**PROBLEM REQUIREMENTS**
From the entries below, copy every line where the string "Name" appears.

___ LISTING

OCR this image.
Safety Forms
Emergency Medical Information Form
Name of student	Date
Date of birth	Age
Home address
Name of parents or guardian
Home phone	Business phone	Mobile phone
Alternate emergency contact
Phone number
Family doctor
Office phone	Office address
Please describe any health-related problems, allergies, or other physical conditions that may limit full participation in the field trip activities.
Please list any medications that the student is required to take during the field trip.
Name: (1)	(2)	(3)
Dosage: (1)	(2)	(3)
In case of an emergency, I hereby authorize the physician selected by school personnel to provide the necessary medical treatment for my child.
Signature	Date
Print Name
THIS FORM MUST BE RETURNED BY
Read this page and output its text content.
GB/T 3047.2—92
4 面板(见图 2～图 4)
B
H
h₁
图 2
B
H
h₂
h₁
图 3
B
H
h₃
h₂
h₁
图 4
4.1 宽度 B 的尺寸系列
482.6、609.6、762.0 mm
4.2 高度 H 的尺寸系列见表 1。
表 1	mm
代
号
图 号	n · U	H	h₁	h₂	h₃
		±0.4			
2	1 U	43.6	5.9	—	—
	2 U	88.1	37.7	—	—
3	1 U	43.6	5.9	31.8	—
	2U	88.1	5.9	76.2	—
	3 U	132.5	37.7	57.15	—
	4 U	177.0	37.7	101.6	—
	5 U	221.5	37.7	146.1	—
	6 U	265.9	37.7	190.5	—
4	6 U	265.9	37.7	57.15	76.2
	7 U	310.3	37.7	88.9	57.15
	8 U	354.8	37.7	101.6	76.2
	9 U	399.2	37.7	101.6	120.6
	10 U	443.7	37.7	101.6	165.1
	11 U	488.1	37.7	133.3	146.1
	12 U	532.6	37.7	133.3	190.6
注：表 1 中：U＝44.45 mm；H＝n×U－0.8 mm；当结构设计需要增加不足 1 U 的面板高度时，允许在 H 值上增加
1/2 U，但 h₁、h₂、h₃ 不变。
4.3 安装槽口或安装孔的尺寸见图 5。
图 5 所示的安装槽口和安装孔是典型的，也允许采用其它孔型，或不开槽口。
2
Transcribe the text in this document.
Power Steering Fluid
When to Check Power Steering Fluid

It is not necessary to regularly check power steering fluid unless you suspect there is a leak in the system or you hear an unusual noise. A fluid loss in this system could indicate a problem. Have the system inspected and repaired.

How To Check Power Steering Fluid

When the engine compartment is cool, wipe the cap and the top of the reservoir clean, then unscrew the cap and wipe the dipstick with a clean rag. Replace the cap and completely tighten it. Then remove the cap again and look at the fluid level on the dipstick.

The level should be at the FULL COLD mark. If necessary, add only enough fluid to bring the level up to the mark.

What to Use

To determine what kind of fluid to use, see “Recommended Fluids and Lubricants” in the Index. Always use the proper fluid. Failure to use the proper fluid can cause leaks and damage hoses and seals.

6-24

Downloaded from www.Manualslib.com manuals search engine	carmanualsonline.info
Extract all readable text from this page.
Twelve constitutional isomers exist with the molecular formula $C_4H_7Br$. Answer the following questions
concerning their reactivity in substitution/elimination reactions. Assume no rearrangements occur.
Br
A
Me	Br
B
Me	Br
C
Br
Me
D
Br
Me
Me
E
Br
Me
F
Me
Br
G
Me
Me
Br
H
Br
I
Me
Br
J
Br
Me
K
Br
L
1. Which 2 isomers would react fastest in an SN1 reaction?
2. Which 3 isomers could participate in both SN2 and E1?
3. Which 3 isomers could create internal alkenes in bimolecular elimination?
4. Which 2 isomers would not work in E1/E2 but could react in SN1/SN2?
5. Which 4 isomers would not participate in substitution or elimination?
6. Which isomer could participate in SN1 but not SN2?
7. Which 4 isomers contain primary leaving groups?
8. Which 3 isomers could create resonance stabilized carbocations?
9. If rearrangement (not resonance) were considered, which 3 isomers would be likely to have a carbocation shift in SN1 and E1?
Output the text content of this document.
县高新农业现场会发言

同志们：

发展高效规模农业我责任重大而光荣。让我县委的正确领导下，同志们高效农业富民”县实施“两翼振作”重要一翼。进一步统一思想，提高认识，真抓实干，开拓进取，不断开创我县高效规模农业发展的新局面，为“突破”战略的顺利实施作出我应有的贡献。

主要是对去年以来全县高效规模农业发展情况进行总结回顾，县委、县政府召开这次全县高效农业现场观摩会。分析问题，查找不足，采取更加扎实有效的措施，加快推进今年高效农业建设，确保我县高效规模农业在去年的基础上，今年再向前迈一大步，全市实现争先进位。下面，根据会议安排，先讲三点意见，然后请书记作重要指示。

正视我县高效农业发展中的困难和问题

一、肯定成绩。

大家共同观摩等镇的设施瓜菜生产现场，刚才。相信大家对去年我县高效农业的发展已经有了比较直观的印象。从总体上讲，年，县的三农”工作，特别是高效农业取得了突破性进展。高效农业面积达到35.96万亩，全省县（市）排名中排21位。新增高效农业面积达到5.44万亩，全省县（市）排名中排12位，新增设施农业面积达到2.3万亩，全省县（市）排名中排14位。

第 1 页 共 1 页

______

**REPLY TO THE TASK**
Name of student	Date
Name of parents or guardian
Name: (1)	(2)	(3)
Print Name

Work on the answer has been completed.